(Records)
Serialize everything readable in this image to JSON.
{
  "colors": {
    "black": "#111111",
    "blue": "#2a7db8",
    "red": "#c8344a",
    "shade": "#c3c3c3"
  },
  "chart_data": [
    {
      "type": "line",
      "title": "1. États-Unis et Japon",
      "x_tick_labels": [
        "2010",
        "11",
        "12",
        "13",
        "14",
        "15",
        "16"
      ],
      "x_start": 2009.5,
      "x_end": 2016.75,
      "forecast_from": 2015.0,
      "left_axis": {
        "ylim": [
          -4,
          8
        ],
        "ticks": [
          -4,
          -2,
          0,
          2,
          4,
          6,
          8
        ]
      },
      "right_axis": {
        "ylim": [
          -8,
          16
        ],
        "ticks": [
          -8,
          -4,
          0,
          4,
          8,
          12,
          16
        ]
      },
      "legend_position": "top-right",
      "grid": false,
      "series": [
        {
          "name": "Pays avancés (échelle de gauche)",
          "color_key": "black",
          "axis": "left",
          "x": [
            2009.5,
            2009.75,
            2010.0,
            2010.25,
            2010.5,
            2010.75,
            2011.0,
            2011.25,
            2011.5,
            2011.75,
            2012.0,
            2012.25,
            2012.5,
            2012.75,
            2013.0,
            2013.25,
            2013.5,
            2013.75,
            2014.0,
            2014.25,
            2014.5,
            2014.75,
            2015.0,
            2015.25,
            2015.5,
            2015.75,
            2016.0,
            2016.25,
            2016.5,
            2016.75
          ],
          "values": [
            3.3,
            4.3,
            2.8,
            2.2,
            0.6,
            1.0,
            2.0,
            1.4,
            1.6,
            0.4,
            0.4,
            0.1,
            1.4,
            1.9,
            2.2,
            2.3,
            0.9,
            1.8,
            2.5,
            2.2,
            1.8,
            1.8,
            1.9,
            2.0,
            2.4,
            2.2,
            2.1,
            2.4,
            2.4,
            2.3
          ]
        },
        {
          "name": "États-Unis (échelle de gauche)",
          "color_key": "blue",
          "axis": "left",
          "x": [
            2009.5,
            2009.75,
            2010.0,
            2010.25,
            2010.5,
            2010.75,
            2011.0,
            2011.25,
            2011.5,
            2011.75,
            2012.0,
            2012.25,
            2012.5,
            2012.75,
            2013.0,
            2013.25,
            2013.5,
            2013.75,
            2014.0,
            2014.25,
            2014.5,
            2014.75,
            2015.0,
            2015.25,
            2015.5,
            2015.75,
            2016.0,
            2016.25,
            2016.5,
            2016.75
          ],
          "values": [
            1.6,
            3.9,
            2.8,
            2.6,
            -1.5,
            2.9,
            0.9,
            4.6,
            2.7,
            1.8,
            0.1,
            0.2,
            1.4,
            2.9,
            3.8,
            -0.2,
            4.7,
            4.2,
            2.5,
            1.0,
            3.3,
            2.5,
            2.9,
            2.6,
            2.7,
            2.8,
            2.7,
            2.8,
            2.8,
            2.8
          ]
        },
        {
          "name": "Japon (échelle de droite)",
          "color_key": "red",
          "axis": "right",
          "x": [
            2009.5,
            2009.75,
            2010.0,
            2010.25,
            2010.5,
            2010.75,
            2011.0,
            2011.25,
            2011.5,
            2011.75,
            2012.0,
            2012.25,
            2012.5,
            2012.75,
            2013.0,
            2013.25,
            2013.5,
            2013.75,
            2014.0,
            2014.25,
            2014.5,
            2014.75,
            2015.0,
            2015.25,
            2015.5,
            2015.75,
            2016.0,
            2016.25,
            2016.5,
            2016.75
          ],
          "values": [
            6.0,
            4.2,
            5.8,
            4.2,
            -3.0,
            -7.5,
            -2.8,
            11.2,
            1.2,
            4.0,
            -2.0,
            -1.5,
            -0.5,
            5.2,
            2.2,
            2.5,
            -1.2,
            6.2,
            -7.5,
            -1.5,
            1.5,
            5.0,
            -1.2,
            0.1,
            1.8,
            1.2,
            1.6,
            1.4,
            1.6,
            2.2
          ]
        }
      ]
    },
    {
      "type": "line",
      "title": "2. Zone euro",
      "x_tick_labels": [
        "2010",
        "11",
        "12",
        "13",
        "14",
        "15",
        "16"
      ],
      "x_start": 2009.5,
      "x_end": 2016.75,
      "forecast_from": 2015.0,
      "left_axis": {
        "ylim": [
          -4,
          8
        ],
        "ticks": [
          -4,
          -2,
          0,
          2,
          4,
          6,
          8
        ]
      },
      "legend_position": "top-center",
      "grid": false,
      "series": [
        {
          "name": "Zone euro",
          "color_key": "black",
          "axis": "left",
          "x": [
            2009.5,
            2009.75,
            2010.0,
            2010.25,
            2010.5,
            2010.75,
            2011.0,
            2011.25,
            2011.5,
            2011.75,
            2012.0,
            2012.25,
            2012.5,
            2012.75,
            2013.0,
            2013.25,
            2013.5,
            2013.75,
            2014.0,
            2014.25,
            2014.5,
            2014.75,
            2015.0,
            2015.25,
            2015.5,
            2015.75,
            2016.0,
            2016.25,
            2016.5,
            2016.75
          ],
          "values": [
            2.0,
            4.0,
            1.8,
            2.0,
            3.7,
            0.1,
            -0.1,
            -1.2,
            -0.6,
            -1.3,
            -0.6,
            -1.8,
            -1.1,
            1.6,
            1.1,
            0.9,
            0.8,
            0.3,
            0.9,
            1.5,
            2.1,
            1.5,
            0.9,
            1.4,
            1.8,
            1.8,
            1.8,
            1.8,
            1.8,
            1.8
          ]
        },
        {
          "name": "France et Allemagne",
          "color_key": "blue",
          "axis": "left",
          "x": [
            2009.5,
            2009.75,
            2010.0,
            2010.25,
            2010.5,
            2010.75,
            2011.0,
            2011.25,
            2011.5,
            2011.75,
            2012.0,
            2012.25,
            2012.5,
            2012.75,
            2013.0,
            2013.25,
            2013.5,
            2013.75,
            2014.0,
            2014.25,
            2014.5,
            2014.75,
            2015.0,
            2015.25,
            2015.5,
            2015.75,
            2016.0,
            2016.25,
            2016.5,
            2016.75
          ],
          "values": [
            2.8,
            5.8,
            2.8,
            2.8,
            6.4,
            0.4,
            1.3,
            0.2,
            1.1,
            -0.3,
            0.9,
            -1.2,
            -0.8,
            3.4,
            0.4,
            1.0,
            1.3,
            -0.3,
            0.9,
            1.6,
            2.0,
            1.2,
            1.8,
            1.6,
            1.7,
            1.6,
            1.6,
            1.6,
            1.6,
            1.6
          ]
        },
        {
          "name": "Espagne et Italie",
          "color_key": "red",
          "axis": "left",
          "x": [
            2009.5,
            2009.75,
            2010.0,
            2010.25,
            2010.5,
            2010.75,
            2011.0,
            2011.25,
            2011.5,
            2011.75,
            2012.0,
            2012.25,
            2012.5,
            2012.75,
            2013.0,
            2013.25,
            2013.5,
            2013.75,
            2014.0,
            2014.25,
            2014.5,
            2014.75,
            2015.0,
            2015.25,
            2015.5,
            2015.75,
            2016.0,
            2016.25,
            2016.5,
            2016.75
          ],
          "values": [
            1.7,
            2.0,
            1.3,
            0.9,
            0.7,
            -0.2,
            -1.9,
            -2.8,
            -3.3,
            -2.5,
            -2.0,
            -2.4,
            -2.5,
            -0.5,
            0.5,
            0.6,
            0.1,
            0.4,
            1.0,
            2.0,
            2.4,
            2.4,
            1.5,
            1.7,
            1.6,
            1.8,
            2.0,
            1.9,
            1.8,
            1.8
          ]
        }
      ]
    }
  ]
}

→ **Exercise**: Using the data above, output each line exactly.

→ **Response**:
Serialize everything readable in this image to JSON.
{
  "colors": {
    "black": "#111111",
    "blue": "#2a7db8",
    "red": "#c8344a",
    "shade": "#c3c3c3"
  },
  "chart_data": [
    {
      "type": "line",
      "title": "1. États-Unis et Japon",
      "x_tick_labels": [
        "2010",
        "11",
        "12",
        "13",
        "14",
        "15",
        "16"
      ],
      "x_start": 2009.5,
      "x_end": 2016.75,
      "forecast_from": 2015.0,
      "left_axis": {
        "ylim": [
          -4,
          8
        ],
        "ticks": [
          -4,
          -2,
          0,
          2,
          4,
          6,
          8
        ]
      },
      "right_axis": {
        "ylim": [
          -8,
          16
        ],
        "ticks": [
          -8,
          -4,
          0,
          4,
          8,
          12,
          16
        ]
      },
      "legend_position": "top-right",
      "grid": false,
      "series": [
        {
          "name": "Pays avancés (échelle de gauche)",
          "color_key": "black",
          "axis": "left",
          "x": [
            2009.5,
            2009.75,
            2010.0,
            2010.25,
            2010.5,
            2010.75,
            2011.0,
            2011.25,
            2011.5,
            2011.75,
            2012.0,
            2012.25,
            2012.5,
            2012.75,
            2013.0,
            2013.25,
            2013.5,
            2013.75,
            2014.0,
            2014.25,
            2014.5,
            2014.75,
            2015.0,
            2015.25,
            2015.5,
            2015.75,
            2016.0,
            2016.25,
            2016.5,
            2016.75
          ],
          "values": [
            3.3,
            4.3,
            2.8,
            2.2,
            0.6,
            1.0,
            2.0,
            1.4,
            1.6,
            0.4,
            0.4,
            0.1,
            1.4,
            1.9,
            2.2,
            2.3,
            0.9,
            1.8,
            2.5,
            2.2,
            1.8,
            1.8,
            1.9,
            2.0,
            2.4,
            2.2,
            2.1,
            2.4,
            2.4,
            2.3
          ]
        },
        {
          "name": "États-Unis (échelle de gauche)",
          "color_key": "blue",
          "axis": "left",
          "x": [
            2009.5,
            2009.75,
            2010.0,
            2010.25,
            2010.5,
            2010.75,
            2011.0,
            2011.25,
            2011.5,
            2011.75,
            2012.0,
            2012.25,
            2012.5,
            2012.75,
            2013.0,
            2013.25,
            2013.5,
            2013.75,
            2014.0,
            2014.25,
            2014.5,
            2014.75,
            2015.0,
            2015.25,
            2015.5,
            2015.75,
            2016.0,
            2016.25,
            2016.5,
            2016.75
          ],
          "values": [
            1.6,
            3.9,
            2.8,
            2.6,
            -1.5,
            2.9,
            0.9,
            4.6,
            2.7,
            1.8,
            0.1,
            0.2,
            1.4,
            2.9,
            3.8,
            -0.2,
            4.7,
            4.2,
            2.5,
            1.0,
            3.3,
            2.5,
            2.9,
            2.6,
            2.7,
            2.8,
            2.7,
            2.8,
            2.8,
            2.8
          ]
        },
        {
          "name": "Japon (échelle de droite)",
          "color_key": "red",
          "axis": "right",
          "x": [
            2009.5,
            2009.75,
            2010.0,
            2010.25,
            2010.5,
            2010.75,
            2011.0,
            2011.25,
            2011.5,
            2011.75,
            2012.0,
            2012.25,
            2012.5,
            2012.75,
            2013.0,
            2013.25,
            2013.5,
            2013.75,
            2014.0,
            2014.25,
            2014.5,
            2014.75,
            2015.0,
            2015.25,
            2015.5,
            2015.75,
            2016.0,
            2016.25,
            2016.5,
            2016.75
          ],
          "values": [
            6.0,
            4.2,
            5.8,
            4.2,
            -3.0,
            -7.5,
            -2.8,
            11.2,
            1.2,
            4.0,
            -2.0,
            -1.5,
            -0.5,
            5.2,
            2.2,
            2.5,
            -1.2,
            6.2,
            -7.5,
            -1.5,
            1.5,
            5.0,
            -1.2,
            0.1,
            1.8,
            1.2,
            1.6,
            1.4,
            1.6,
            2.2
          ]
        }
      ]
    },
    {
      "type": "line",
      "title": "2. Zone euro",
      "x_tick_labels": [
        "2010",
        "11",
        "12",
        "13",
        "14",
        "15",
        "16"
      ],
      "x_start": 2009.5,
      "x_end": 2016.75,
      "forecast_from": 2015.0,
      "left_axis": {
        "ylim": [
          -4,
          8
        ],
        "ticks": [
          -4,
          -2,
          0,
          2,
          4,
          6,
          8
        ]
      },
      "legend_position": "top-center",
      "grid": false,
      "series": [
        {
          "name": "Zone euro",
          "color_key": "black",
          "axis": "left",
          "x": [
            2009.5,
            2009.75,
            2010.0,
            2010.25,
            2010.5,
            2010.75,
            2011.0,
            2011.25,
            2011.5,
            2011.75,
            2012.0,
            2012.25,
            2012.5,
            2012.75,
            2013.0,
            2013.25,
            2013.5,
            2013.75,
            2014.0,
            2014.25,
            2014.5,
            2014.75,
            2015.0,
            2015.25,
            2015.5,
            2015.75,
            2016.0,
            2016.25,
            2016.5,
            2016.75
          ],
          "values": [
            2.0,
            4.0,
            1.8,
            2.0,
            3.7,
            0.1,
            -0.1,
            -1.2,
            -0.6,
            -1.3,
            -0.6,
            -1.8,
            -1.1,
            1.6,
            1.1,
            0.9,
            0.8,
            0.3,
            0.9,
            1.5,
            2.1,
            1.5,
            0.9,
            1.4,
            1.8,
            1.8,
            1.8,
            1.8,
            1.8,
            1.8
          ]
        },
        {
          "name": "France et Allemagne",
          "color_key": "blue",
          "axis": "left",
          "x": [
            2009.5,
            2009.75,
            2010.0,
            2010.25,
            2010.5,
            2010.75,
            2011.0,
            2011.25,
            2011.5,
            2011.75,
            2012.0,
            2012.25,
            2012.5,
            2012.75,
            2013.0,
            2013.25,
            2013.5,
            2013.75,
            2014.0,
            2014.25,
            2014.5,
            2014.75,
            2015.0,
            2015.25,
            2015.5,
            2015.75,
            2016.0,
            2016.25,
            2016.5,
            2016.75
          ],
          "values": [
            2.8,
            5.8,
            2.8,
            2.8,
            6.4,
            0.4,
            1.3,
            0.2,
            1.1,
            -0.3,
            0.9,
            -1.2,
            -0.8,
            3.4,
            0.4,
            1.0,
            1.3,
            -0.3,
            0.9,
            1.6,
            2.0,
            1.2,
            1.8,
            1.6,
            1.7,
            1.6,
            1.6,
            1.6,
            1.6,
            1.6
          ]
        },
        {
          "name": "Espagne et Italie",
          "color_key": "red",
          "axis": "left",
          "x": [
            2009.5,
            2009.75,
            2010.0,
            2010.25,
            2010.5,
            2010.75,
            2011.0,
            2011.25,
            2011.5,
            2011.75,
            2012.0,
            2012.25,
            2012.5,
            2012.75,
            2013.0,
            2013.25,
            2013.5,
            2013.75,
            2014.0,
            2014.25,
            2014.5,
            2014.75,
            2015.0,
            2015.25,
            2015.5,
            2015.75,
            2016.0,
            2016.25,
            2016.5,
            2016.75
          ],
          "values": [
            1.7,
            2.0,
            1.3,
            0.9,
            0.7,
            -0.2,
            -1.9,
            -2.8,
            -3.3,
            -2.5,
            -2.0,
            -2.4,
            -2.5,
            -0.5,
            0.5,
            0.6,
            0.1,
            0.4,
            1.0,
            2.0,
            2.4,
            2.4,
            1.5,
            1.7,
            1.6,
            1.8,
            2.0,
            1.9,
            1.8,
            1.8
          ]
        }
      ]
    }
  ]
}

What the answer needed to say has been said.